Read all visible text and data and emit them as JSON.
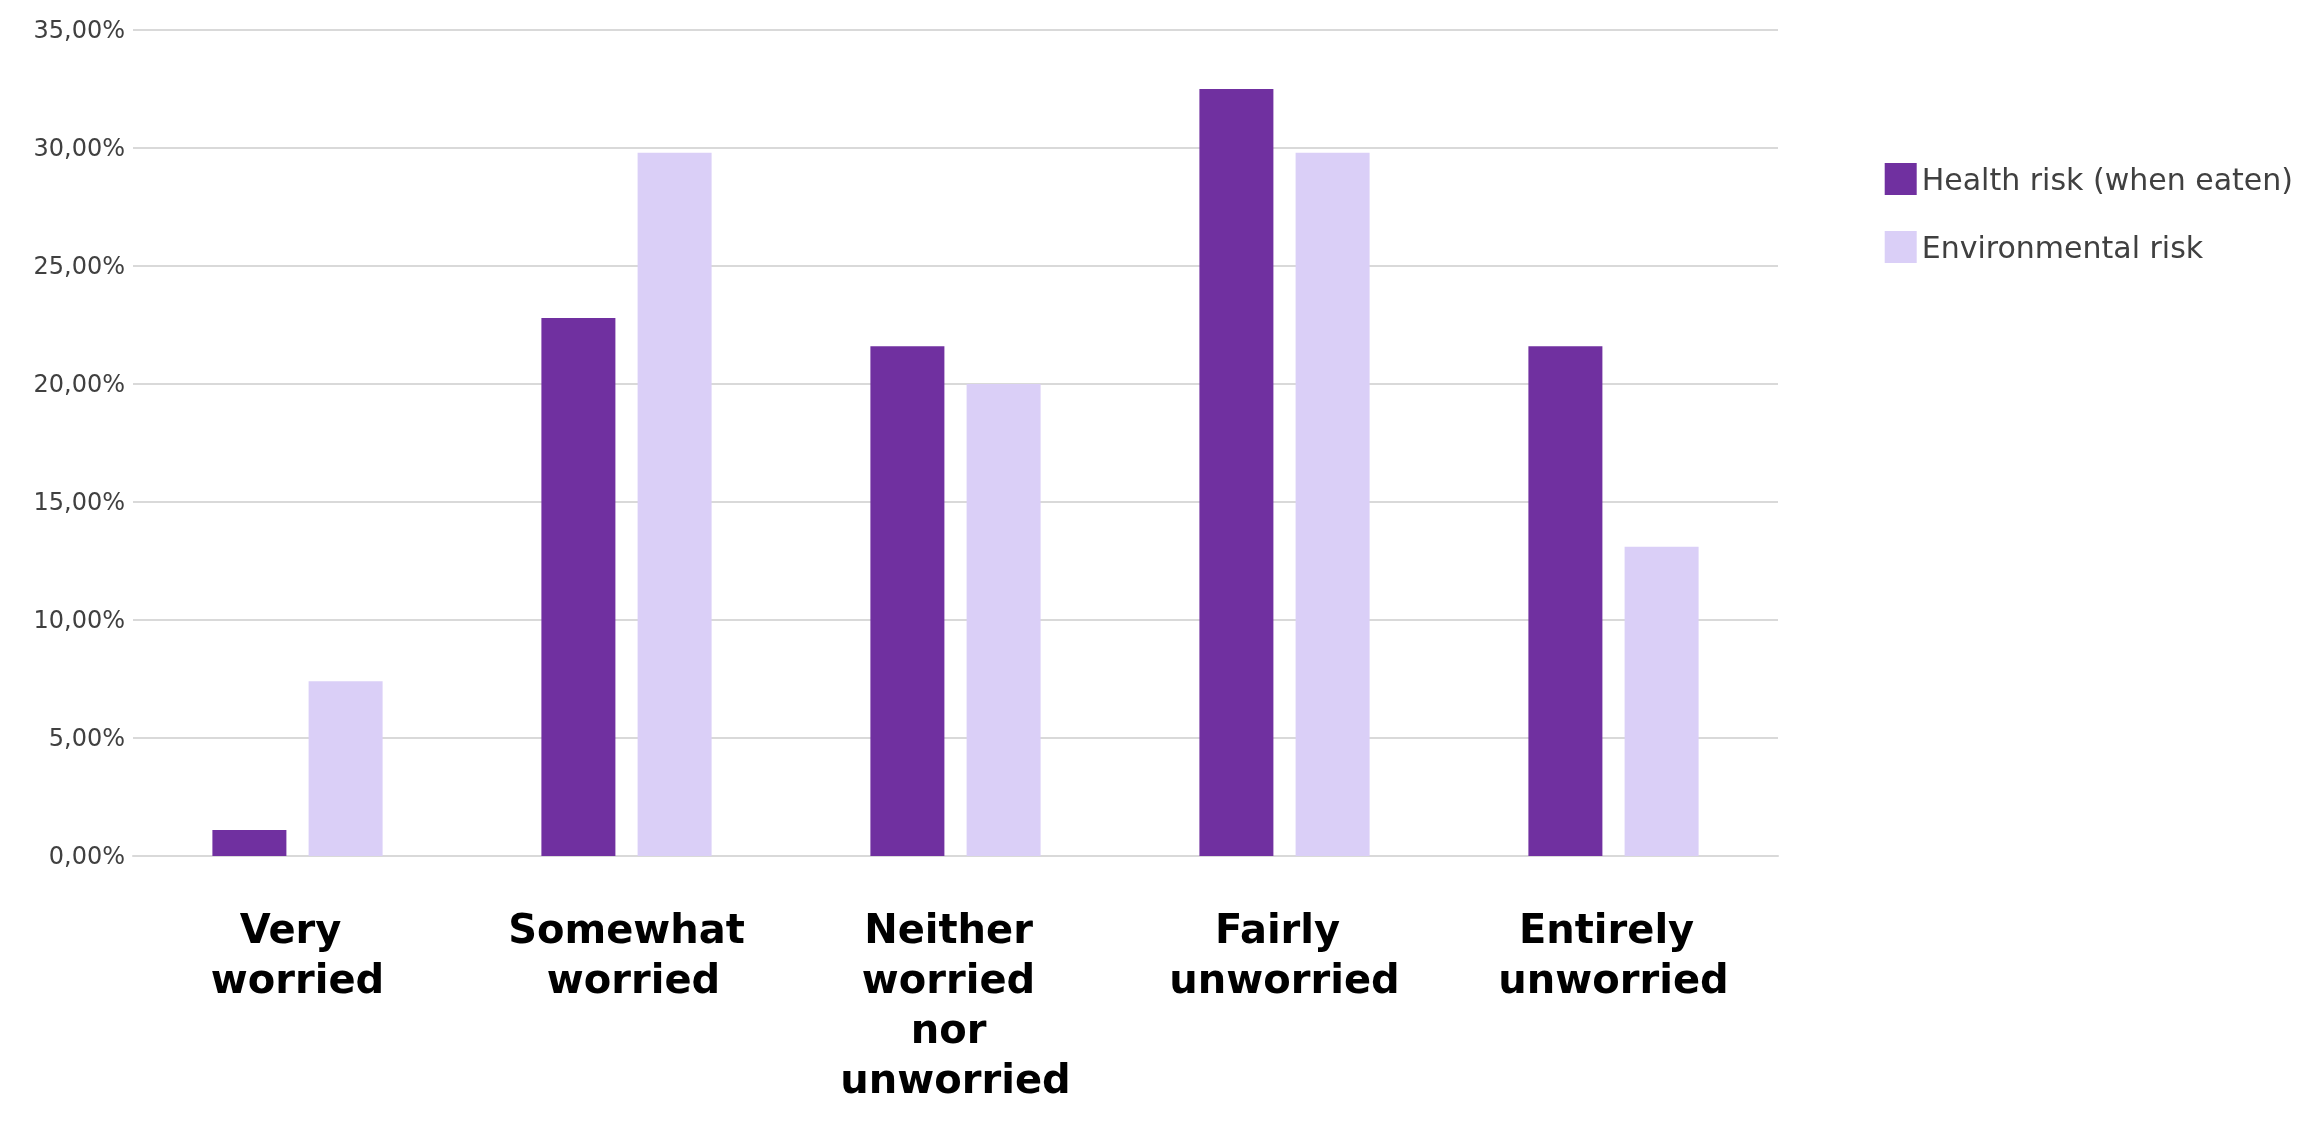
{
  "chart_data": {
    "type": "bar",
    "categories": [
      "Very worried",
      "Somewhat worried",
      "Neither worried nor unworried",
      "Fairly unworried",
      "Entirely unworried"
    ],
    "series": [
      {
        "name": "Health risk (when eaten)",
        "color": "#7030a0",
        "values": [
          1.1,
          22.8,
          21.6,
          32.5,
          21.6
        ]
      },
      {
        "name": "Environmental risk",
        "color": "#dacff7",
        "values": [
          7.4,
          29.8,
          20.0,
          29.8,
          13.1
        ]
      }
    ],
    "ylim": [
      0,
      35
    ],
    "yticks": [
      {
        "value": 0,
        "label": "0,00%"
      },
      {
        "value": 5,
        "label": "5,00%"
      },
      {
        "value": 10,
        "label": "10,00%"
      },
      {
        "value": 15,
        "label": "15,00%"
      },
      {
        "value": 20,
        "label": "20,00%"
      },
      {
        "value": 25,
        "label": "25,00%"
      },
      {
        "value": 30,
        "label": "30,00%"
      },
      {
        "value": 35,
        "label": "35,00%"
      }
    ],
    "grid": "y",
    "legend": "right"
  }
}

# # # # # # #

Every line should be retyped exactly, with the pictures omitted.

## Finished exercise:
Read all visible text and data and emit them as JSON.
{
  "chart_data": {
    "type": "bar",
    "categories": [
      "Very worried",
      "Somewhat worried",
      "Neither worried nor unworried",
      "Fairly unworried",
      "Entirely unworried"
    ],
    "series": [
      {
        "name": "Health risk (when eaten)",
        "color": "#7030a0",
        "values": [
          1.1,
          22.8,
          21.6,
          32.5,
          21.6
        ]
      },
      {
        "name": "Environmental risk",
        "color": "#dacff7",
        "values": [
          7.4,
          29.8,
          20.0,
          29.8,
          13.1
        ]
      }
    ],
    "ylim": [
      0,
      35
    ],
    "yticks": [
      {
        "value": 0,
        "label": "0,00%"
      },
      {
        "value": 5,
        "label": "5,00%"
      },
      {
        "value": 10,
        "label": "10,00%"
      },
      {
        "value": 15,
        "label": "15,00%"
      },
      {
        "value": 20,
        "label": "20,00%"
      },
      {
        "value": 25,
        "label": "25,00%"
      },
      {
        "value": 30,
        "label": "30,00%"
      },
      {
        "value": 35,
        "label": "35,00%"
      }
    ],
    "grid": "y",
    "legend": "right"
  }
}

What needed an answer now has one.